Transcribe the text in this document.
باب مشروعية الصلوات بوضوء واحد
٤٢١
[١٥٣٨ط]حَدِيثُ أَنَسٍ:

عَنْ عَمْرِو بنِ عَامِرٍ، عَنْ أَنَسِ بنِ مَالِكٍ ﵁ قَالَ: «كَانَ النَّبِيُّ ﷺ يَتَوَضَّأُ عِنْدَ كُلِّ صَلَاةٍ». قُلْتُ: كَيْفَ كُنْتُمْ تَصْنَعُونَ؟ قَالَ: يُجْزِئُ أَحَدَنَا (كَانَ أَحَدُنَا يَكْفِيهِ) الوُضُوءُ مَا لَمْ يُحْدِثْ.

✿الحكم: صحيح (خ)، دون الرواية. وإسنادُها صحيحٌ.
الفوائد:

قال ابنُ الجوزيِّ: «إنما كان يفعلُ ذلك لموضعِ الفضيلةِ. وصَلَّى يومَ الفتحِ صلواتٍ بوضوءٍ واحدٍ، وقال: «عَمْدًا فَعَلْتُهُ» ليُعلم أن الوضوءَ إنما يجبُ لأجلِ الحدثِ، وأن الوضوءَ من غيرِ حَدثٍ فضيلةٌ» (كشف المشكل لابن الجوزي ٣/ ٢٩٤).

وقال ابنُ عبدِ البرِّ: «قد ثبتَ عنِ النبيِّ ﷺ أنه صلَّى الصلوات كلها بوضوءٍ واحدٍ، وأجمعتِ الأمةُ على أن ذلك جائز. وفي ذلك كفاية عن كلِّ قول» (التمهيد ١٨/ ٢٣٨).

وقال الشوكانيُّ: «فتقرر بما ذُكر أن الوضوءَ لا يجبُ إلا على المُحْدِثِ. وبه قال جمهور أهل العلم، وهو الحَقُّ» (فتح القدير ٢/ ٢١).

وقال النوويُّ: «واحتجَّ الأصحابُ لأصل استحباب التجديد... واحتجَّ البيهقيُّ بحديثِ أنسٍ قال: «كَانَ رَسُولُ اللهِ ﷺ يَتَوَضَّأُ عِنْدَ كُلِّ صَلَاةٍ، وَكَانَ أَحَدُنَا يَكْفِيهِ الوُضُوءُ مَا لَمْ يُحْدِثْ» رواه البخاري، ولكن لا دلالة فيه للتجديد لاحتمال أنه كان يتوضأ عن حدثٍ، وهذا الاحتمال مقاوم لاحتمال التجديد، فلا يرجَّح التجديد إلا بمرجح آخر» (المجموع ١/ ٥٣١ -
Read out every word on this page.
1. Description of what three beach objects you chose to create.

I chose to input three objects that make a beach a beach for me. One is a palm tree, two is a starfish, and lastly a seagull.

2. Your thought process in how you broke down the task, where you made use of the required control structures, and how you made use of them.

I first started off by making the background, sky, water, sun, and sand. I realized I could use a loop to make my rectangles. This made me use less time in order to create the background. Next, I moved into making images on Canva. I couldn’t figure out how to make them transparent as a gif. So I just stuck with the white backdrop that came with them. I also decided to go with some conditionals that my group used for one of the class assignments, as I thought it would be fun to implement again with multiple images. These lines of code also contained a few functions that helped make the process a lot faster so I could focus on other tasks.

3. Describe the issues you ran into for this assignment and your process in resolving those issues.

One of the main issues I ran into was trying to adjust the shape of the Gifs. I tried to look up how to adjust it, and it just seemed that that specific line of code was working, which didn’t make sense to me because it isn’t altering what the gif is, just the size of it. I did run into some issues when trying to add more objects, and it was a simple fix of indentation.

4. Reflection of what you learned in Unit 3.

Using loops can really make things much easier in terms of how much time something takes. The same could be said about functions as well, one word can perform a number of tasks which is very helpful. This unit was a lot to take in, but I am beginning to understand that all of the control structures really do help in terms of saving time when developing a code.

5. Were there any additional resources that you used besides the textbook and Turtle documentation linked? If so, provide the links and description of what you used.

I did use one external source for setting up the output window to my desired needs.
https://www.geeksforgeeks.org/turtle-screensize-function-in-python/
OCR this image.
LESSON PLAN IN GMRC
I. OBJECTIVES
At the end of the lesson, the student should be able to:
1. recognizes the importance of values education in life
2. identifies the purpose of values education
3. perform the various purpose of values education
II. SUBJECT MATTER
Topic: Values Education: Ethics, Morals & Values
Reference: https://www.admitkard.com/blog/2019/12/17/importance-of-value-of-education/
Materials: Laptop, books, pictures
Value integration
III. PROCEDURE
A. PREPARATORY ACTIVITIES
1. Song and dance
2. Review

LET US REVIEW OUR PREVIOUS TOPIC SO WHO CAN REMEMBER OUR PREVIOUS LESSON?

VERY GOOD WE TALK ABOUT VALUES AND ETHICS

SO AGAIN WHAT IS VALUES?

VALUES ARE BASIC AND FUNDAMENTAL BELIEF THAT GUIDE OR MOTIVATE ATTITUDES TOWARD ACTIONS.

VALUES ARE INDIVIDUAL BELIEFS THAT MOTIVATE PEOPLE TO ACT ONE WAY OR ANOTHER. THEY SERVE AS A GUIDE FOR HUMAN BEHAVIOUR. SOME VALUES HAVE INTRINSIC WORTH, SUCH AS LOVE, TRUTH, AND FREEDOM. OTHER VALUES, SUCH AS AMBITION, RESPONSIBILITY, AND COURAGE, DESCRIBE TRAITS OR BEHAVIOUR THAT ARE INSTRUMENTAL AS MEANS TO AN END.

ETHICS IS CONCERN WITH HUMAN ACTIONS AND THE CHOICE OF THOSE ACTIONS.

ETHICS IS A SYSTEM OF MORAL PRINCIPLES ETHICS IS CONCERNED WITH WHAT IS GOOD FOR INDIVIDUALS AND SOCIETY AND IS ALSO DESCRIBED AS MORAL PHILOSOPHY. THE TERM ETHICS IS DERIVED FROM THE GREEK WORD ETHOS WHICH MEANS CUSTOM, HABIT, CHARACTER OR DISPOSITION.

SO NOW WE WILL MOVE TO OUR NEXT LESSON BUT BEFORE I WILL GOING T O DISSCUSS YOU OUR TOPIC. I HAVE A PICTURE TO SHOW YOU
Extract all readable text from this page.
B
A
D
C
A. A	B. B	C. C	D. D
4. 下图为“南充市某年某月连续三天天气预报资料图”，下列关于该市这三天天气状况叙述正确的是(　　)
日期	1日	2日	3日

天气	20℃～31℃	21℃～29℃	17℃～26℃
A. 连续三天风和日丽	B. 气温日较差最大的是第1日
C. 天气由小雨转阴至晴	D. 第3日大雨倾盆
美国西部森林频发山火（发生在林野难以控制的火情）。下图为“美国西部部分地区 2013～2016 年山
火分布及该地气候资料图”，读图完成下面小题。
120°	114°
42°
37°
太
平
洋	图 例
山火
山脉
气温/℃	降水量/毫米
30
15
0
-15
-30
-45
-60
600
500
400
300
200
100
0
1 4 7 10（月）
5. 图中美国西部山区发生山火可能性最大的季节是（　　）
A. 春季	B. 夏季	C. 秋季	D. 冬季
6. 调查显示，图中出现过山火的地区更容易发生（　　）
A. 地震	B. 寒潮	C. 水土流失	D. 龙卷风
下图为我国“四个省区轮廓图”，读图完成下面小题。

- - - - -

◆ AIM OF THE TASK
Restate each record exactly as written.

◆ REPLY
Transcribe the text in this document.
باب مشروعية الصلوات بوضوء واحد
٤٢١
[١٥٣٨ط]حَدِيثُ أَنَسٍ:

عَنْ عَمْرِو بنِ عَامِرٍ، عَنْ أَنَسِ بنِ مَالِكٍ ﵁ قَالَ: «كَانَ النَّبِيُّ ﷺ يَتَوَضَّأُ عِنْدَ كُلِّ صَلَاةٍ». قُلْتُ: كَيْفَ كُنْتُمْ تَصْنَعُونَ؟ قَالَ: يُجْزِئُ أَحَدَنَا (كَانَ أَحَدُنَا يَكْفِيهِ) الوُضُوءُ مَا لَمْ يُحْدِثْ.

✿الحكم: صحيح (خ)، دون الرواية. وإسنادُها صحيحٌ.
الفوائد:

قال ابنُ الجوزيِّ: «إنما كان يفعلُ ذلك لموضعِ الفضيلةِ. وصَلَّى يومَ الفتحِ صلواتٍ بوضوءٍ واحدٍ، وقال: «عَمْدًا فَعَلْتُهُ» ليُعلم أن الوضوءَ إنما يجبُ لأجلِ الحدثِ، وأن الوضوءَ من غيرِ حَدثٍ فضيلةٌ» (كشف المشكل لابن الجوزي ٣/ ٢٩٤).

وقال ابنُ عبدِ البرِّ: «قد ثبتَ عنِ النبيِّ ﷺ أنه صلَّى الصلوات كلها بوضوءٍ واحدٍ، وأجمعتِ الأمةُ على أن ذلك جائز. وفي ذلك كفاية عن كلِّ قول» (التمهيد ١٨/ ٢٣٨).

وقال الشوكانيُّ: «فتقرر بما ذُكر أن الوضوءَ لا يجبُ إلا على المُحْدِثِ. وبه قال جمهور أهل العلم، وهو الحَقُّ» (فتح القدير ٢/ ٢١).

وقال النوويُّ: «واحتجَّ الأصحابُ لأصل استحباب التجديد... واحتجَّ البيهقيُّ بحديثِ أنسٍ قال: «كَانَ رَسُولُ اللهِ ﷺ يَتَوَضَّأُ عِنْدَ كُلِّ صَلَاةٍ، وَكَانَ أَحَدُنَا يَكْفِيهِ الوُضُوءُ مَا لَمْ يُحْدِثْ» رواه البخاري، ولكن لا دلالة فيه للتجديد لاحتمال أنه كان يتوضأ عن حدثٍ، وهذا الاحتمال مقاوم لاحتمال التجديد، فلا يرجَّح التجديد إلا بمرجح آخر» (المجموع ١/ ٥٣١ -
Read out every word on this page.
1. Description of what three beach objects you chose to create.

I chose to input three objects that make a beach a beach for me. One is a palm tree, two is a starfish, and lastly a seagull.

2. Your thought process in how you broke down the task, where you made use of the required control structures, and how you made use of them.

I first started off by making the background, sky, water, sun, and sand. I realized I could use a loop to make my rectangles. This made me use less time in order to create the background. Next, I moved into making images on Canva. I couldn’t figure out how to make them transparent as a gif. So I just stuck with the white backdrop that came with them. I also decided to go with some conditionals that my group used for one of the class assignments, as I thought it would be fun to implement again with multiple images. These lines of code also contained a few functions that helped make the process a lot faster so I could focus on other tasks.

3. Describe the issues you ran into for this assignment and your process in resolving those issues.

One of the main issues I ran into was trying to adjust the shape of the Gifs. I tried to look up how to adjust it, and it just seemed that that specific line of code was working, which didn’t make sense to me because it isn’t altering what the gif is, just the size of it. I did run into some issues when trying to add more objects, and it was a simple fix of indentation.

4. Reflection of what you learned in Unit 3.

Using loops can really make things much easier in terms of how much time something takes. The same could be said about functions as well, one word can perform a number of tasks which is very helpful. This unit was a lot to take in, but I am beginning to understand that all of the control structures really do help in terms of saving time when developing a code.

5. Were there any additional resources that you used besides the textbook and Turtle documentation linked? If so, provide the links and description of what you used.

I did use one external source for setting up the output window to my desired needs.
https://www.geeksforgeeks.org/turtle-screensize-function-in-python/
OCR this image.
LESSON PLAN IN GMRC
I. OBJECTIVES
At the end of the lesson, the student should be able to:
1. recognizes the importance of values education in life
2. identifies the purpose of values education
3. perform the various purpose of values education
II. SUBJECT MATTER
Topic: Values Education: Ethics, Morals & Values
Reference: https://www.admitkard.com/blog/2019/12/17/importance-of-value-of-education/
Materials: Laptop, books, pictures
Value integration
III. PROCEDURE
A. PREPARATORY ACTIVITIES
1. Song and dance
2. Review

LET US REVIEW OUR PREVIOUS TOPIC SO WHO CAN REMEMBER OUR PREVIOUS LESSON?

VERY GOOD WE TALK ABOUT VALUES AND ETHICS

SO AGAIN WHAT IS VALUES?

VALUES ARE BASIC AND FUNDAMENTAL BELIEF THAT GUIDE OR MOTIVATE ATTITUDES TOWARD ACTIONS.

VALUES ARE INDIVIDUAL BELIEFS THAT MOTIVATE PEOPLE TO ACT ONE WAY OR ANOTHER. THEY SERVE AS A GUIDE FOR HUMAN BEHAVIOUR. SOME VALUES HAVE INTRINSIC WORTH, SUCH AS LOVE, TRUTH, AND FREEDOM. OTHER VALUES, SUCH AS AMBITION, RESPONSIBILITY, AND COURAGE, DESCRIBE TRAITS OR BEHAVIOUR THAT ARE INSTRUMENTAL AS MEANS TO AN END.

ETHICS IS CONCERN WITH HUMAN ACTIONS AND THE CHOICE OF THOSE ACTIONS.

ETHICS IS A SYSTEM OF MORAL PRINCIPLES ETHICS IS CONCERNED WITH WHAT IS GOOD FOR INDIVIDUALS AND SOCIETY AND IS ALSO DESCRIBED AS MORAL PHILOSOPHY. THE TERM ETHICS IS DERIVED FROM THE GREEK WORD ETHOS WHICH MEANS CUSTOM, HABIT, CHARACTER OR DISPOSITION.

SO NOW WE WILL MOVE TO OUR NEXT LESSON BUT BEFORE I WILL GOING T O DISSCUSS YOU OUR TOPIC. I HAVE A PICTURE TO SHOW YOU
Extract all readable text from this page.
B
A
D
C
A. A	B. B	C. C	D. D
4. 下图为“南充市某年某月连续三天天气预报资料图”，下列关于该市这三天天气状况叙述正确的是(　　)
日期	1日	2日	3日

天气	20℃～31℃	21℃～29℃	17℃～26℃
A. 连续三天风和日丽	B. 气温日较差最大的是第1日
C. 天气由小雨转阴至晴	D. 第3日大雨倾盆
美国西部森林频发山火（发生在林野难以控制的火情）。下图为“美国西部部分地区 2013～2016 年山
火分布及该地气候资料图”，读图完成下面小题。
120°	114°
42°
37°
太
平
洋	图 例
山火
山脉
气温/℃	降水量/毫米
30
15
0
-15
-30
-45
-60
600
500
400
300
200
100
0
1 4 7 10（月）
5. 图中美国西部山区发生山火可能性最大的季节是（　　）
A. 春季	B. 夏季	C. 秋季	D. 冬季
6. 调查显示，图中出现过山火的地区更容易发生（　　）
A. 地震	B. 寒潮	C. 水土流失	D. 龙卷风
下图为我国“四个省区轮廓图”，读图完成下面小题。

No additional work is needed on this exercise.